【最新アルバムを語る】THE BACK HORN・松田晋二 独占ロングインタビュー
2023年、結成から25周年を迎えた「THE BACK HORN(ザ・バックホーン)」。
2024年3月には一夜限りの25周年記念ライブに始まり、東京・大阪の野外音楽堂でのワンマンライブ、4都市での対バンツアーに加えて、ロックフェスティバルへの出演。その最中に、“影”がテーマの「修羅場」「ジャンクワーカー」を、“光”をテーマにした「タイムラプス」「光とシナジー」を配信シングルとして4曲リリース。そして2025年1月に2年9ヶ月ぶりとなる、最新アルバム「親愛なるあなたへ」を発売。
バンドのリーダーでドラム担当の松田晋二さんに、この一枚に込めたメンバーの思いをうかがいました。
2025年1月、普段あまりライブでは演奏しない楽曲を選曲するライブ「マニアックヘブン」が開催されました。過去の楽曲を振り返る機会になったと思いますが、昔に比べると作曲の仕方がだいぶ変化したのではないでしょうか?
松田さんだいぶ変わりましたね。ほぼ100%と言っていいくらい。
昔は、合宿で「こんな曲作ろう」とアイデアを出し合い、ギターのアルペジオやドラムとベースのセッションから楽曲を作っていましたが、今はメンバーそれぞれがある程度完成したデモを作り、それを持ち寄る形になっています。
デモはワンコーラスだけのこともあれば、フルコーラスで構成まで作り込んでいることもあります。
今は打ち込みもできるので、昔とはまた違ったアプローチになっていますね。
打ち込みだと、実際に演奏すると「このフレーズは叩けない」みたいなこともありますよね?
松田さんありますね(笑)。ただ、メンバーは全員ドラムが好きで、実はみんな叩けるんです。でも、それぞれこだわるポイントが違っています。
(Gt.菅波)栄純は、展開ごとにドラムパターンを変えたがるタイプ。曲の個性に直結しているので、展開を作るのが好き。
(Ba.岡峰)光舟は、フィルインや細部へのこだわりが強い。
(Vo.山田)将司は、ドラマーが思いつかないような、奇想天外なグルーヴを持ち込むことが多いですね。「これ、かっこいい!」って。
それぞれの個性が、今回のアルバムにもかなり影響しています。

■ 保存データ
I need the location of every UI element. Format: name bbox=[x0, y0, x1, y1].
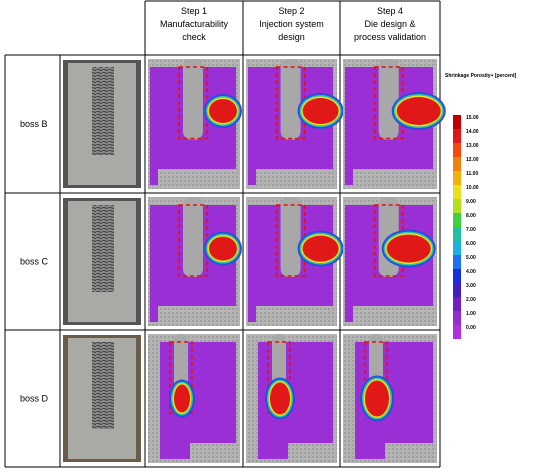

■ 取り組む内容
THE BACK HORNのインタビュー記事を、最後の文の後から引き継いで書き進めてください。

■ 本課題の解答
1月29日に発売になったアルバム「親愛なるあなたへ」も、メンバーの個性が強く出た楽曲ばかりですね。メタルっぽい曲もあれば、パンクやスカっぽい曲もある、かなり挑戦したアルバムになった印象です。
松田さん先行して配信されていた「光と影」シリーズの制作自体が、もう一度自分たちがワクワクするような曲をつくりたいと思ってスタートしたんです。
最初は「アルバムを作る」と決めていたわけではなく、まず新しいコンセプトに身を投じてみた感じです。 その中で、今まで好きだったグランジ的な要素やオリエンタルな要素を取り入れて、これまでになかったような楽曲構成が生まれていきました。
「修羅場」ができたときは、「これは新しい手応えがある」と感じましたね。
「光と影」シリーズがあったからこそ生まれたアルバムですね。
松田さんそうです。「光と影」シリーズだけでは収まらない、自分たちの表現があるはずだ。
もしアルバムにするとしたらどうするか、と想像してメンバーそれぞれがアイデアを持ち寄ったんです。
今回は主に栄純が大きく作曲に携わっていますが、アルバムの全貌が見えてきた時、「こういう要素の楽曲を他のメンバーが作ったらどうなるんだろう?」と考え、さらに広げていきました。
「修羅場」を初めて単発で聞いたときは、ファンの皆さんはきっと「え、これはどこに向かっているんだろう…」って、戸惑いと言いますか、ファンだからこその心配と言いますか、「なんかまたとんでもないことになってきたな」という予感があったと思うんですけど(笑)。
アルバムで聞くのと、1曲で聞くのではまた違った印象になるのではないかなと思いました。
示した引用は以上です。